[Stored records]
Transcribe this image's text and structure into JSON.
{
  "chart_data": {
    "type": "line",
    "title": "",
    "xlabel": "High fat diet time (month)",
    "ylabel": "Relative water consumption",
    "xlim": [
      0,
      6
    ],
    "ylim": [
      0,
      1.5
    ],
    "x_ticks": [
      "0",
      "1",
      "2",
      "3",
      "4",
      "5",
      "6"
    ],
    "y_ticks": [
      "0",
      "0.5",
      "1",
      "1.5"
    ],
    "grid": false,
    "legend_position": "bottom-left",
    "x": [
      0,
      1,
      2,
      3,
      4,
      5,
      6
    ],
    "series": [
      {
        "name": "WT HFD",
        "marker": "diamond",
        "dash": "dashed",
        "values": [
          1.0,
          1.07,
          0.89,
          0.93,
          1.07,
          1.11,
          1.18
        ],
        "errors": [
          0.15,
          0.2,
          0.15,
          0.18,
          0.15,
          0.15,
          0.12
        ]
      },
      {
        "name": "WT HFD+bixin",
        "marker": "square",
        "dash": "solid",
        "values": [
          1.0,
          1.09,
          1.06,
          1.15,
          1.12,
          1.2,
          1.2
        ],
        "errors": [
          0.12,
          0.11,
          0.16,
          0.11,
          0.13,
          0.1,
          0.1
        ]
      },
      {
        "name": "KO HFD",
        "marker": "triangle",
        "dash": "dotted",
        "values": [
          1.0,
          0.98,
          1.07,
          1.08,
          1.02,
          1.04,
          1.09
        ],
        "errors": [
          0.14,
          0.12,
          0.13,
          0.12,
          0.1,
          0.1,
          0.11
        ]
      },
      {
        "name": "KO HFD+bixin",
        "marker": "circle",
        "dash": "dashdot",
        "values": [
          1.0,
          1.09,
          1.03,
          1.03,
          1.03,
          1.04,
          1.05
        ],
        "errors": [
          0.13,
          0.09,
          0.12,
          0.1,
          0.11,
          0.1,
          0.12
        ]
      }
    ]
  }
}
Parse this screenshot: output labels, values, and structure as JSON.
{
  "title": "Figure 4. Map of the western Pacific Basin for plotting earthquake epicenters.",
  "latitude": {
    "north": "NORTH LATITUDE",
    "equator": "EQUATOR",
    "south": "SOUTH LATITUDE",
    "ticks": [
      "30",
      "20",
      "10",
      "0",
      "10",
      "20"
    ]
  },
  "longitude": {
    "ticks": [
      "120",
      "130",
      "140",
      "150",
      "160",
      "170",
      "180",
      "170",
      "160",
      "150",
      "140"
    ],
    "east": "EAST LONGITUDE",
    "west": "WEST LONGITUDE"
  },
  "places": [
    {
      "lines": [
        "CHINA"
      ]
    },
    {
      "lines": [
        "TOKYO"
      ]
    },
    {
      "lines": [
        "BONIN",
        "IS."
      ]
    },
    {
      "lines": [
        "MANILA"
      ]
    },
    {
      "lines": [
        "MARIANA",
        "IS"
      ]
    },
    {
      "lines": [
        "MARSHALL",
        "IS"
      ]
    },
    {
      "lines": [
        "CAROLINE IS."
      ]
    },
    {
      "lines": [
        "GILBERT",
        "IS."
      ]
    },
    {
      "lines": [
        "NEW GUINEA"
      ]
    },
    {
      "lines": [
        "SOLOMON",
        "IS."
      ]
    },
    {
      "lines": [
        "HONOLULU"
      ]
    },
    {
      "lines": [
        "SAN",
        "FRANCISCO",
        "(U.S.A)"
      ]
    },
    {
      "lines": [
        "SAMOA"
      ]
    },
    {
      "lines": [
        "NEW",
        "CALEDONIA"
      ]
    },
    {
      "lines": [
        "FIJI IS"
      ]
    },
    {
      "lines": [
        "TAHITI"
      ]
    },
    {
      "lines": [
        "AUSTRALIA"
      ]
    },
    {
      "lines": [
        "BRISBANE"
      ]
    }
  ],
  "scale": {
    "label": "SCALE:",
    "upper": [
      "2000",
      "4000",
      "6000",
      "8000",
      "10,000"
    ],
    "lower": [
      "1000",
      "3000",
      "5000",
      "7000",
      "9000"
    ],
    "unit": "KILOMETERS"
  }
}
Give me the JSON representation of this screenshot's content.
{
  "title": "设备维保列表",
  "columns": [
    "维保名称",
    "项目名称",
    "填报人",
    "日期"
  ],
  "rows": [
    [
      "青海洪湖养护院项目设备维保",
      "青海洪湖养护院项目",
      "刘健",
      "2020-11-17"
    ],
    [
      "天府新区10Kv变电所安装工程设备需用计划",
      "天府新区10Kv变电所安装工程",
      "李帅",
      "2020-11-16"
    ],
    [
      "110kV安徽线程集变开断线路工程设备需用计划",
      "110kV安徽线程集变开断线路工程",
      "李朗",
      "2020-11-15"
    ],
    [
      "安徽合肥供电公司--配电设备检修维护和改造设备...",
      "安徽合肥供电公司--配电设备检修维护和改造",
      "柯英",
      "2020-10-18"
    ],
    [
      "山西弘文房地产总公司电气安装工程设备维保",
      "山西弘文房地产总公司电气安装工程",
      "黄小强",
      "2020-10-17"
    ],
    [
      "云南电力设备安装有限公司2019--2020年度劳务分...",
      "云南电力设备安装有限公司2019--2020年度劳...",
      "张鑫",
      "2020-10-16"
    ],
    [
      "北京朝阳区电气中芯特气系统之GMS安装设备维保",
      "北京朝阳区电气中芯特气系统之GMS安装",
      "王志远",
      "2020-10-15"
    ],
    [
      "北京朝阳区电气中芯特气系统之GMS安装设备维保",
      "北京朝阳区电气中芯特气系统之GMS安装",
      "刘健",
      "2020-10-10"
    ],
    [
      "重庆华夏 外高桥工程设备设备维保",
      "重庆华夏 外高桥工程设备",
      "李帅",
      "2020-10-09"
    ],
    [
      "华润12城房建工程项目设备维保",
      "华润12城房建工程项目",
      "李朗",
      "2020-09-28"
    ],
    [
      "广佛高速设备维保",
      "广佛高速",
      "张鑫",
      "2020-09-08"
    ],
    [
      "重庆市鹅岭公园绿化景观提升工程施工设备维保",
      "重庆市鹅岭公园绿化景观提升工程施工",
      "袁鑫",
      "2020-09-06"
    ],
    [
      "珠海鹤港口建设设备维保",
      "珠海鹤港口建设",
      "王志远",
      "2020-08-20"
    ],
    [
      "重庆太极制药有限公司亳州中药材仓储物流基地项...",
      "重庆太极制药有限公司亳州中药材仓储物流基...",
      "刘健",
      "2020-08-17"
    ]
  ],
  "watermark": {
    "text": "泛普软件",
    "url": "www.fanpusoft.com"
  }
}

SET PROBLEM
Repeat all of the entries exactly.

SOLUTION TO THIS EXERCISE
Transcribe this image's text and structure into JSON.
{
  "chart_data": {
    "type": "line",
    "title": "",
    "xlabel": "High fat diet time (month)",
    "ylabel": "Relative water consumption",
    "xlim": [
      0,
      6
    ],
    "ylim": [
      0,
      1.5
    ],
    "x_ticks": [
      "0",
      "1",
      "2",
      "3",
      "4",
      "5",
      "6"
    ],
    "y_ticks": [
      "0",
      "0.5",
      "1",
      "1.5"
    ],
    "grid": false,
    "legend_position": "bottom-left",
    "x": [
      0,
      1,
      2,
      3,
      4,
      5,
      6
    ],
    "series": [
      {
        "name": "WT HFD",
        "marker": "diamond",
        "dash": "dashed",
        "values": [
          1.0,
          1.07,
          0.89,
          0.93,
          1.07,
          1.11,
          1.18
        ],
        "errors": [
          0.15,
          0.2,
          0.15,
          0.18,
          0.15,
          0.15,
          0.12
        ]
      },
      {
        "name": "WT HFD+bixin",
        "marker": "square",
        "dash": "solid",
        "values": [
          1.0,
          1.09,
          1.06,
          1.15,
          1.12,
          1.2,
          1.2
        ],
        "errors": [
          0.12,
          0.11,
          0.16,
          0.11,
          0.13,
          0.1,
          0.1
        ]
      },
      {
        "name": "KO HFD",
        "marker": "triangle",
        "dash": "dotted",
        "values": [
          1.0,
          0.98,
          1.07,
          1.08,
          1.02,
          1.04,
          1.09
        ],
        "errors": [
          0.14,
          0.12,
          0.13,
          0.12,
          0.1,
          0.1,
          0.11
        ]
      },
      {
        "name": "KO HFD+bixin",
        "marker": "circle",
        "dash": "dashdot",
        "values": [
          1.0,
          1.09,
          1.03,
          1.03,
          1.03,
          1.04,
          1.05
        ],
        "errors": [
          0.13,
          0.09,
          0.12,
          0.1,
          0.11,
          0.1,
          0.12
        ]
      }
    ]
  }
}
Parse this screenshot: output labels, values, and structure as JSON.
{
  "title": "Figure 4. Map of the western Pacific Basin for plotting earthquake epicenters.",
  "latitude": {
    "north": "NORTH LATITUDE",
    "equator": "EQUATOR",
    "south": "SOUTH LATITUDE",
    "ticks": [
      "30",
      "20",
      "10",
      "0",
      "10",
      "20"
    ]
  },
  "longitude": {
    "ticks": [
      "120",
      "130",
      "140",
      "150",
      "160",
      "170",
      "180",
      "170",
      "160",
      "150",
      "140"
    ],
    "east": "EAST LONGITUDE",
    "west": "WEST LONGITUDE"
  },
  "places": [
    {
      "lines": [
        "CHINA"
      ]
    },
    {
      "lines": [
        "TOKYO"
      ]
    },
    {
      "lines": [
        "BONIN",
        "IS."
      ]
    },
    {
      "lines": [
        "MANILA"
      ]
    },
    {
      "lines": [
        "MARIANA",
        "IS"
      ]
    },
    {
      "lines": [
        "MARSHALL",
        "IS"
      ]
    },
    {
      "lines": [
        "CAROLINE IS."
      ]
    },
    {
      "lines": [
        "GILBERT",
        "IS."
      ]
    },
    {
      "lines": [
        "NEW GUINEA"
      ]
    },
    {
      "lines": [
        "SOLOMON",
        "IS."
      ]
    },
    {
      "lines": [
        "HONOLULU"
      ]
    },
    {
      "lines": [
        "SAN",
        "FRANCISCO",
        "(U.S.A)"
      ]
    },
    {
      "lines": [
        "SAMOA"
      ]
    },
    {
      "lines": [
        "NEW",
        "CALEDONIA"
      ]
    },
    {
      "lines": [
        "FIJI IS"
      ]
    },
    {
      "lines": [
        "TAHITI"
      ]
    },
    {
      "lines": [
        "AUSTRALIA"
      ]
    },
    {
      "lines": [
        "BRISBANE"
      ]
    }
  ],
  "scale": {
    "label": "SCALE:",
    "upper": [
      "2000",
      "4000",
      "6000",
      "8000",
      "10,000"
    ],
    "lower": [
      "1000",
      "3000",
      "5000",
      "7000",
      "9000"
    ],
    "unit": "KILOMETERS"
  }
}
Give me the JSON representation of this screenshot's content.
{
  "title": "设备维保列表",
  "columns": [
    "维保名称",
    "项目名称",
    "填报人",
    "日期"
  ],
  "rows": [
    [
      "青海洪湖养护院项目设备维保",
      "青海洪湖养护院项目",
      "刘健",
      "2020-11-17"
    ],
    [
      "天府新区10Kv变电所安装工程设备需用计划",
      "天府新区10Kv变电所安装工程",
      "李帅",
      "2020-11-16"
    ],
    [
      "110kV安徽线程集变开断线路工程设备需用计划",
      "110kV安徽线程集变开断线路工程",
      "李朗",
      "2020-11-15"
    ],
    [
      "安徽合肥供电公司--配电设备检修维护和改造设备...",
      "安徽合肥供电公司--配电设备检修维护和改造",
      "柯英",
      "2020-10-18"
    ],
    [
      "山西弘文房地产总公司电气安装工程设备维保",
      "山西弘文房地产总公司电气安装工程",
      "黄小强",
      "2020-10-17"
    ],
    [
      "云南电力设备安装有限公司2019--2020年度劳务分...",
      "云南电力设备安装有限公司2019--2020年度劳...",
      "张鑫",
      "2020-10-16"
    ],
    [
      "北京朝阳区电气中芯特气系统之GMS安装设备维保",
      "北京朝阳区电气中芯特气系统之GMS安装",
      "王志远",
      "2020-10-15"
    ],
    [
      "北京朝阳区电气中芯特气系统之GMS安装设备维保",
      "北京朝阳区电气中芯特气系统之GMS安装",
      "刘健",
      "2020-10-10"
    ],
    [
      "重庆华夏 外高桥工程设备设备维保",
      "重庆华夏 外高桥工程设备",
      "李帅",
      "2020-10-09"
    ],
    [
      "华润12城房建工程项目设备维保",
      "华润12城房建工程项目",
      "李朗",
      "2020-09-28"
    ],
    [
      "广佛高速设备维保",
      "广佛高速",
      "张鑫",
      "2020-09-08"
    ],
    [
      "重庆市鹅岭公园绿化景观提升工程施工设备维保",
      "重庆市鹅岭公园绿化景观提升工程施工",
      "袁鑫",
      "2020-09-06"
    ],
    [
      "珠海鹤港口建设设备维保",
      "珠海鹤港口建设",
      "王志远",
      "2020-08-20"
    ],
    [
      "重庆太极制药有限公司亳州中药材仓储物流基地项...",
      "重庆太极制药有限公司亳州中药材仓储物流基...",
      "刘健",
      "2020-08-17"
    ]
  ],
  "watermark": {
    "text": "泛普软件",
    "url": "www.fanpusoft.com"
  }
}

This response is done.